- **Stated problem**:
Output the full listing word for word.

- **Provided entries**:
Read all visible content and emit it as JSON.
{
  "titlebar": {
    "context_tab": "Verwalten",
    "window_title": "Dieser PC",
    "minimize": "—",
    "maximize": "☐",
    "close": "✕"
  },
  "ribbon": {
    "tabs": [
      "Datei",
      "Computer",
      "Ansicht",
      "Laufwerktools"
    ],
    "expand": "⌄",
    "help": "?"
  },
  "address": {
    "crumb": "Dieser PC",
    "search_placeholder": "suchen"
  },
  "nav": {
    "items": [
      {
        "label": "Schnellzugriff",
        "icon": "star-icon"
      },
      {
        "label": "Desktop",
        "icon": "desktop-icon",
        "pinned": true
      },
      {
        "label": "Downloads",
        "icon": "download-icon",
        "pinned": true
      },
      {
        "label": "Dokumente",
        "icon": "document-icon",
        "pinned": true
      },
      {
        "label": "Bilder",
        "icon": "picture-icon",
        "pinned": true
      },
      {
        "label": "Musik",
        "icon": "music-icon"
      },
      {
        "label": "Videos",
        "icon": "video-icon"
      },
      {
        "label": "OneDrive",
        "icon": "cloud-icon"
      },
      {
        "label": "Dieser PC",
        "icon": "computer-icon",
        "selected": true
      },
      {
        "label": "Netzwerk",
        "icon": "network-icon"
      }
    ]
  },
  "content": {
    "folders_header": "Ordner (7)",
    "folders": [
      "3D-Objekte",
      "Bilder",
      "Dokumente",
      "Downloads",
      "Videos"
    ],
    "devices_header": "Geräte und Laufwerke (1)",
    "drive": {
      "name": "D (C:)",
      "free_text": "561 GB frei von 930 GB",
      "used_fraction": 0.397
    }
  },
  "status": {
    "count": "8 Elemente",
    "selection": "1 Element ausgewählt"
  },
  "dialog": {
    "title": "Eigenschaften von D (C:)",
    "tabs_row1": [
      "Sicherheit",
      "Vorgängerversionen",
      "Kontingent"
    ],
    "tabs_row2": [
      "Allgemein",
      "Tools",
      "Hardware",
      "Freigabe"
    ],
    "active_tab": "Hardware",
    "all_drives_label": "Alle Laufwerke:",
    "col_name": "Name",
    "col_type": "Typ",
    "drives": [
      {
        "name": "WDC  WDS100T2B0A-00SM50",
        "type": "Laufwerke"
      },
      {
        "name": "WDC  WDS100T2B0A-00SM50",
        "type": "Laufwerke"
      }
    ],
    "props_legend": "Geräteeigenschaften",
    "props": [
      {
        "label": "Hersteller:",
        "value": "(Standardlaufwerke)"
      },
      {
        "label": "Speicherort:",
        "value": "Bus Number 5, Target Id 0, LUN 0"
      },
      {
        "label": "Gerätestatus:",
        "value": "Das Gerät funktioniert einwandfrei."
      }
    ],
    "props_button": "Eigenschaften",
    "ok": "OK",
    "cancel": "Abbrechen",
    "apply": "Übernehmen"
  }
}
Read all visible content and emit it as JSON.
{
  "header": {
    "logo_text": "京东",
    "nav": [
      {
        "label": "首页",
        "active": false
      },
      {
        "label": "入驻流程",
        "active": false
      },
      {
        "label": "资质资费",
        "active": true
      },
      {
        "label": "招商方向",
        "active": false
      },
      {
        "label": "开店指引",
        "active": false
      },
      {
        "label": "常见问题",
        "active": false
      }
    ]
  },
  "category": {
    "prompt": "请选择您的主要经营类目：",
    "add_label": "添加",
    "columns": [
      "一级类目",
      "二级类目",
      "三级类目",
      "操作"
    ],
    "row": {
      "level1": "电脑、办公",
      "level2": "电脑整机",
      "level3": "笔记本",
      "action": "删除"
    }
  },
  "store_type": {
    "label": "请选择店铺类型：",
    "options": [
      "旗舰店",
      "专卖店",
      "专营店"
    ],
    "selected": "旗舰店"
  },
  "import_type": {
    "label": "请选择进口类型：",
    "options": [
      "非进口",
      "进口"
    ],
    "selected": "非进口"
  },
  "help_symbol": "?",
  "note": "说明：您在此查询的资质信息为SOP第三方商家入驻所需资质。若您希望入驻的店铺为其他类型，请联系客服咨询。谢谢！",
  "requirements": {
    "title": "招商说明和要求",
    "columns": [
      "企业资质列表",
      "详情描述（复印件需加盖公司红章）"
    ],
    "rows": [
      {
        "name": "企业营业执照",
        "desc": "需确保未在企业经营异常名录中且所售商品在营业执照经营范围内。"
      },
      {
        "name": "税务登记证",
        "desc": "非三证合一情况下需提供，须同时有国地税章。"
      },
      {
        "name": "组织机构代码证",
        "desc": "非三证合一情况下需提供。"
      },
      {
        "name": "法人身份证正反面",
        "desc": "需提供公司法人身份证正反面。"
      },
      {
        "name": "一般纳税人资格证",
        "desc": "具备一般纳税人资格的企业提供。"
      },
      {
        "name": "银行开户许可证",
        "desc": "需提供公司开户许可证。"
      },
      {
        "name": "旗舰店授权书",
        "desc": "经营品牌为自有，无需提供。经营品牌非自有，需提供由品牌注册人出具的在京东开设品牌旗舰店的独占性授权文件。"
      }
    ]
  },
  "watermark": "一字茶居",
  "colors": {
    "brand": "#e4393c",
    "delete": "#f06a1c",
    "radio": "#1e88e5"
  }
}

- **Result of this exercise**:
Read all visible content and emit it as JSON.
{
  "titlebar": {
    "context_tab": "Verwalten",
    "window_title": "Dieser PC",
    "minimize": "—",
    "maximize": "☐",
    "close": "✕"
  },
  "ribbon": {
    "tabs": [
      "Datei",
      "Computer",
      "Ansicht",
      "Laufwerktools"
    ],
    "expand": "⌄",
    "help": "?"
  },
  "address": {
    "crumb": "Dieser PC",
    "search_placeholder": "suchen"
  },
  "nav": {
    "items": [
      {
        "label": "Schnellzugriff",
        "icon": "star-icon"
      },
      {
        "label": "Desktop",
        "icon": "desktop-icon",
        "pinned": true
      },
      {
        "label": "Downloads",
        "icon": "download-icon",
        "pinned": true
      },
      {
        "label": "Dokumente",
        "icon": "document-icon",
        "pinned": true
      },
      {
        "label": "Bilder",
        "icon": "picture-icon",
        "pinned": true
      },
      {
        "label": "Musik",
        "icon": "music-icon"
      },
      {
        "label": "Videos",
        "icon": "video-icon"
      },
      {
        "label": "OneDrive",
        "icon": "cloud-icon"
      },
      {
        "label": "Dieser PC",
        "icon": "computer-icon",
        "selected": true
      },
      {
        "label": "Netzwerk",
        "icon": "network-icon"
      }
    ]
  },
  "content": {
    "folders_header": "Ordner (7)",
    "folders": [
      "3D-Objekte",
      "Bilder",
      "Dokumente",
      "Downloads",
      "Videos"
    ],
    "devices_header": "Geräte und Laufwerke (1)",
    "drive": {
      "name": "D (C:)",
      "free_text": "561 GB frei von 930 GB",
      "used_fraction": 0.397
    }
  },
  "status": {
    "count": "8 Elemente",
    "selection": "1 Element ausgewählt"
  },
  "dialog": {
    "title": "Eigenschaften von D (C:)",
    "tabs_row1": [
      "Sicherheit",
      "Vorgängerversionen",
      "Kontingent"
    ],
    "tabs_row2": [
      "Allgemein",
      "Tools",
      "Hardware",
      "Freigabe"
    ],
    "active_tab": "Hardware",
    "all_drives_label": "Alle Laufwerke:",
    "col_name": "Name",
    "col_type": "Typ",
    "drives": [
      {
        "name": "WDC  WDS100T2B0A-00SM50",
        "type": "Laufwerke"
      },
      {
        "name": "WDC  WDS100T2B0A-00SM50",
        "type": "Laufwerke"
      }
    ],
    "props_legend": "Geräteeigenschaften",
    "props": [
      {
        "label": "Hersteller:",
        "value": "(Standardlaufwerke)"
      },
      {
        "label": "Speicherort:",
        "value": "Bus Number 5, Target Id 0, LUN 0"
      },
      {
        "label": "Gerätestatus:",
        "value": "Das Gerät funktioniert einwandfrei."
      }
    ],
    "props_button": "Eigenschaften",
    "ok": "OK",
    "cancel": "Abbrechen",
    "apply": "Übernehmen"
  }
}
Read all visible content and emit it as JSON.
{
  "header": {
    "logo_text": "京东",
    "nav": [
      {
        "label": "首页",
        "active": false
      },
      {
        "label": "入驻流程",
        "active": false
      },
      {
        "label": "资质资费",
        "active": true
      },
      {
        "label": "招商方向",
        "active": false
      },
      {
        "label": "开店指引",
        "active": false
      },
      {
        "label": "常见问题",
        "active": false
      }
    ]
  },
  "category": {
    "prompt": "请选择您的主要经营类目：",
    "add_label": "添加",
    "columns": [
      "一级类目",
      "二级类目",
      "三级类目",
      "操作"
    ],
    "row": {
      "level1": "电脑、办公",
      "level2": "电脑整机",
      "level3": "笔记本",
      "action": "删除"
    }
  },
  "store_type": {
    "label": "请选择店铺类型：",
    "options": [
      "旗舰店",
      "专卖店",
      "专营店"
    ],
    "selected": "旗舰店"
  },
  "import_type": {
    "label": "请选择进口类型：",
    "options": [
      "非进口",
      "进口"
    ],
    "selected": "非进口"
  },
  "help_symbol": "?",
  "note": "说明：您在此查询的资质信息为SOP第三方商家入驻所需资质。若您希望入驻的店铺为其他类型，请联系客服咨询。谢谢！",
  "requirements": {
    "title": "招商说明和要求",
    "columns": [
      "企业资质列表",
      "详情描述（复印件需加盖公司红章）"
    ],
    "rows": [
      {
        "name": "企业营业执照",
        "desc": "需确保未在企业经营异常名录中且所售商品在营业执照经营范围内。"
      },
      {
        "name": "税务登记证",
        "desc": "非三证合一情况下需提供，须同时有国地税章。"
      },
      {
        "name": "组织机构代码证",
        "desc": "非三证合一情况下需提供。"
      },
      {
        "name": "法人身份证正反面",
        "desc": "需提供公司法人身份证正反面。"
      },
      {
        "name": "一般纳税人资格证",
        "desc": "具备一般纳税人资格的企业提供。"
      },
      {
        "name": "银行开户许可证",
        "desc": "需提供公司开户许可证。"
      },
      {
        "name": "旗舰店授权书",
        "desc": "经营品牌为自有，无需提供。经营品牌非自有，需提供由品牌注册人出具的在京东开设品牌旗舰店的独占性授权文件。"
      }
    ]
  },
  "watermark": "一字茶居",
  "colors": {
    "brand": "#e4393c",
    "delete": "#f06a1c",
    "radio": "#1e88e5"
  }
}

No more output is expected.